* Task prompt: Copy each line below that includes "cultural".

* Material shown:
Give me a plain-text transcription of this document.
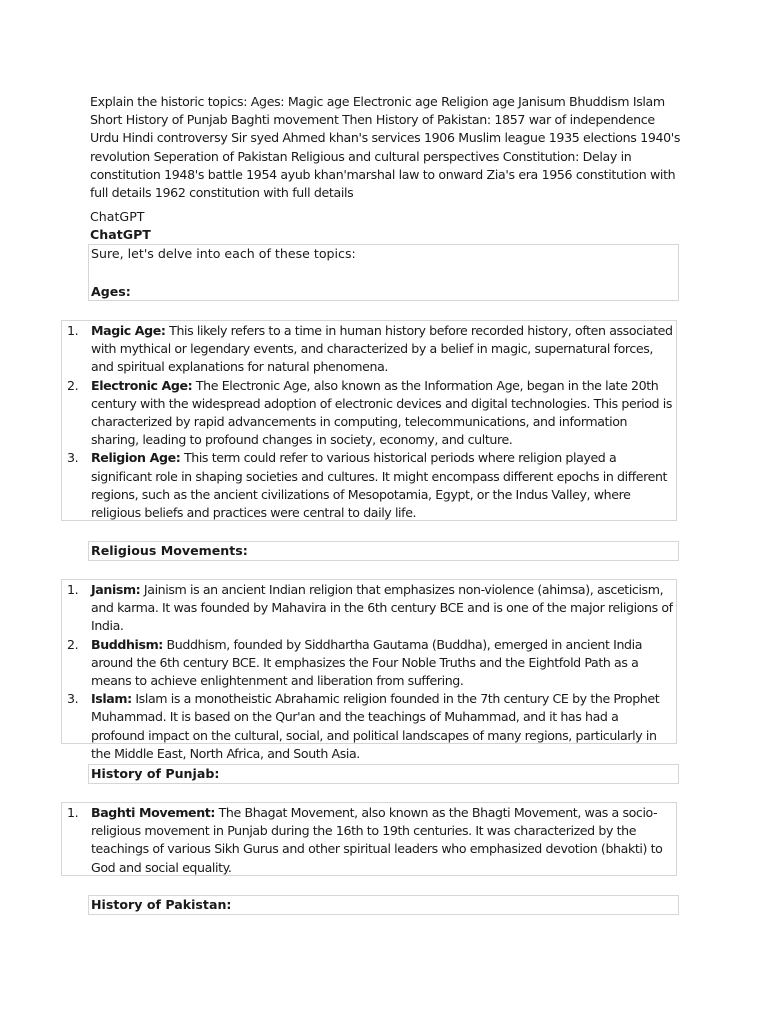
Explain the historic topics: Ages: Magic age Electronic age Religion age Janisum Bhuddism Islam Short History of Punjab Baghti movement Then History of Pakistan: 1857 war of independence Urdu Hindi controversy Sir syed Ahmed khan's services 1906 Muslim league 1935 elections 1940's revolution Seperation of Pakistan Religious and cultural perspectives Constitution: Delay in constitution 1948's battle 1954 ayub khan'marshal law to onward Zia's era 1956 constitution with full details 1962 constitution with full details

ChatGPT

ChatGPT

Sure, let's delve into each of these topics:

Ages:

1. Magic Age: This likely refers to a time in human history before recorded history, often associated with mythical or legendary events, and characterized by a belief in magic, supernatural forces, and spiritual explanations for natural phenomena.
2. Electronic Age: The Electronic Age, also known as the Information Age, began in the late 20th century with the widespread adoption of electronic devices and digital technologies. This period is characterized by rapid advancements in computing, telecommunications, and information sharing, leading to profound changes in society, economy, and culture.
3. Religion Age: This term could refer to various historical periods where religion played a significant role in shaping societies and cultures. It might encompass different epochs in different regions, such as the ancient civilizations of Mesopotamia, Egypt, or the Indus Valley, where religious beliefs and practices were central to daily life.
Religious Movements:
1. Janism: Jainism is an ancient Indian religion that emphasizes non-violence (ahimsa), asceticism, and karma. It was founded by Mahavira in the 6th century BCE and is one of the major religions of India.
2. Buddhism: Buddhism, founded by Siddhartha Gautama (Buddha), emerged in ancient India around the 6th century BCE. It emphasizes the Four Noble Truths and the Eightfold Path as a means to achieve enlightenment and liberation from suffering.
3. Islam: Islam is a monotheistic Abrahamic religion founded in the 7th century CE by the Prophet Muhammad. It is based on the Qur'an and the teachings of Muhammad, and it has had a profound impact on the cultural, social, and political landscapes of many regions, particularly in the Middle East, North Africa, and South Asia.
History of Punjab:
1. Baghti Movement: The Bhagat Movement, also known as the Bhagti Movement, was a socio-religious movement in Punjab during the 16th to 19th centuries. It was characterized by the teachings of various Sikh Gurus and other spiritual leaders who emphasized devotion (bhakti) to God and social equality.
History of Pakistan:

* * *

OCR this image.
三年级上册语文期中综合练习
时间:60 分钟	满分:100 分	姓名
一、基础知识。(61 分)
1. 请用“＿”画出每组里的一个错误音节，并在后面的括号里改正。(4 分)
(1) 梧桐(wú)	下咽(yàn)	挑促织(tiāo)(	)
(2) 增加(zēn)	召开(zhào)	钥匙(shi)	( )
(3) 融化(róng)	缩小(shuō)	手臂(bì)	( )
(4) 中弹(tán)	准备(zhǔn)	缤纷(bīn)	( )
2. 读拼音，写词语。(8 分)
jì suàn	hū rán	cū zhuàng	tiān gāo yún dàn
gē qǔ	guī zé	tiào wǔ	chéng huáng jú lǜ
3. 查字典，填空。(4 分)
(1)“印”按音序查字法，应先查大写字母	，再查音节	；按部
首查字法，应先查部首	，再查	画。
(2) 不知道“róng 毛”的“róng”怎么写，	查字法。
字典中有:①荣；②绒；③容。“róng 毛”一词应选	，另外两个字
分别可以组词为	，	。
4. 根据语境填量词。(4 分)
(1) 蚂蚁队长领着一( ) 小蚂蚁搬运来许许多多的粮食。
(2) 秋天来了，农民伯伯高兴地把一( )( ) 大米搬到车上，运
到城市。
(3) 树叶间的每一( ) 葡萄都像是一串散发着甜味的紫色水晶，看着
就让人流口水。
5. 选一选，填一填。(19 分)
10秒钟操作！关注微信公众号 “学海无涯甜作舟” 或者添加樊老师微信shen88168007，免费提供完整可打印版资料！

* Result of the task:
Explain the historic topics: Ages: Magic age Electronic age Religion age Janisum Bhuddism Islam Short History of Punjab Baghti movement Then History of Pakistan: 1857 war of independence Urdu Hindi controversy Sir syed Ahmed khan's services 1906 Muslim league 1935 elections 1940's revolution Seperation of Pakistan Religious and cultural perspectives Constitution: Delay in constitution 1948's battle 1954 ayub khan'marshal law to onward Zia's era 1956 constitution with full details 1962 constitution with full details
3. Islam: Islam is a monotheistic Abrahamic religion founded in the 7th century CE by the Prophet Muhammad. It is based on the Qur'an and the teachings of Muhammad, and it has had a profound impact on the cultural, social, and political landscapes of many regions, particularly in the Middle East, North Africa, and South Asia.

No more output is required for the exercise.